_WRITTEN REQUEST_
Scan the records and identify every line in which the string "page" occurs, then return those lines.

_DATASET EXTRACT_
+++

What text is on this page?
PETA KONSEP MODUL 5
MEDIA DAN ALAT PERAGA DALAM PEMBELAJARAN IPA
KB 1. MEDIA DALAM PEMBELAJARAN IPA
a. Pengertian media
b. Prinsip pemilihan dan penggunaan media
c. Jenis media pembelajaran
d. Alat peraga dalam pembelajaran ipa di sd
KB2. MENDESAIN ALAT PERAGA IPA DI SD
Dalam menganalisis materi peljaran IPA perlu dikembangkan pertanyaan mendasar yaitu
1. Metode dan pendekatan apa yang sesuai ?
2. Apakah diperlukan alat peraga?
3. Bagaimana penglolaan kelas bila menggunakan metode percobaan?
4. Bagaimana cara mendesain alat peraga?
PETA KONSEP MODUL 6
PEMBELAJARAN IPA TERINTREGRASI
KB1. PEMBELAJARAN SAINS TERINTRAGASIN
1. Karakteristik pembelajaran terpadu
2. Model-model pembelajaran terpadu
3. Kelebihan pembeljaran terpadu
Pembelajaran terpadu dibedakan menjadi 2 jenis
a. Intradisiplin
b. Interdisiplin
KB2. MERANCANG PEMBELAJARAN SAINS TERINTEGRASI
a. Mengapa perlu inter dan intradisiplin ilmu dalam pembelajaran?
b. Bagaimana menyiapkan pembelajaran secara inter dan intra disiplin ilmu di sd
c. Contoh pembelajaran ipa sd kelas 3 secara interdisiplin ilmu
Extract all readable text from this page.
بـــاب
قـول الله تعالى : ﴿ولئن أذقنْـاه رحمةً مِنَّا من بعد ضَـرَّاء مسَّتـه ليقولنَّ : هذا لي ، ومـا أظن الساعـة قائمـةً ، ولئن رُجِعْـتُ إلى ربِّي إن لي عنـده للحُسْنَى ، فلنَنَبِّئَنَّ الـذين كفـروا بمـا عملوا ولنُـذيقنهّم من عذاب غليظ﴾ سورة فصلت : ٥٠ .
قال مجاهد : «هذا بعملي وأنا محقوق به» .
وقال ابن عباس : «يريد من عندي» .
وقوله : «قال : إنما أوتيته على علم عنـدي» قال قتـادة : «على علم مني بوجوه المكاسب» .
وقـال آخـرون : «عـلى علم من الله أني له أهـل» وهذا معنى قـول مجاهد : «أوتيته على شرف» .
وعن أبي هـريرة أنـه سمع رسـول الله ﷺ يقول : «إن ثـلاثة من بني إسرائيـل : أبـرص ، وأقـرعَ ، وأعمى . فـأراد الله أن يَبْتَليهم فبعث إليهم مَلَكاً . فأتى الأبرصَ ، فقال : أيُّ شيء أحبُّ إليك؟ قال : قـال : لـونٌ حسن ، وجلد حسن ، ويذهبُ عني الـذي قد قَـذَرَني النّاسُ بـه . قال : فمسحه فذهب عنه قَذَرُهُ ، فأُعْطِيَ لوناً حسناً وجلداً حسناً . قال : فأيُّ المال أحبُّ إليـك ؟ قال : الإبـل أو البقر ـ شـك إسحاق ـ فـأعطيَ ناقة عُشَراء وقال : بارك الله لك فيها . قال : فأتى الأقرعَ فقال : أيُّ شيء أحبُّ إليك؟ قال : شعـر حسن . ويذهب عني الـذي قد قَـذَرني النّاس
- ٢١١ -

+++

_IN RESPONSE_
What text is on this page?
Extract all readable text from this page.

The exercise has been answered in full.